• [What the task requires]
Transcribe the material in full, exactly as written.

• [Records]
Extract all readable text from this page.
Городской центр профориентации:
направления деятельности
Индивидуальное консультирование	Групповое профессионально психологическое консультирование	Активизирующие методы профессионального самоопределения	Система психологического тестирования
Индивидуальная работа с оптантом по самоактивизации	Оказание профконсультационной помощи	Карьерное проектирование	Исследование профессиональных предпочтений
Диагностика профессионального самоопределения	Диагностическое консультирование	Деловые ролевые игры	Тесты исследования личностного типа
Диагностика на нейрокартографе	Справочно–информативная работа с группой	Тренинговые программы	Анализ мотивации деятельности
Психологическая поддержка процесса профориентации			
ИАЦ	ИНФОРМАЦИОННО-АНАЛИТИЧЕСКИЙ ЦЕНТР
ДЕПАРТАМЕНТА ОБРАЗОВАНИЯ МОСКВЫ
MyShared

• [Finished answer]
Extract all readable text from this page.
Городской центр профориентации:
направления деятельности
Индивидуальное консультирование	Групповое профессионально психологическое консультирование	Активизирующие методы профессионального самоопределения	Система психологического тестирования
Индивидуальная работа с оптантом по самоактивизации	Оказание профконсультационной помощи	Карьерное проектирование	Исследование профессиональных предпочтений
Диагностика профессионального самоопределения	Диагностическое консультирование	Деловые ролевые игры	Тесты исследования личностного типа
Диагностика на нейрокартографе	Справочно–информативная работа с группой	Тренинговые программы	Анализ мотивации деятельности
Психологическая поддержка процесса профориентации			
ИАЦ	ИНФОРМАЦИОННО-АНАЛИТИЧЕСКИЙ ЦЕНТР
ДЕПАРТАМЕНТА ОБРАЗОВАНИЯ МОСКВЫ
MyShared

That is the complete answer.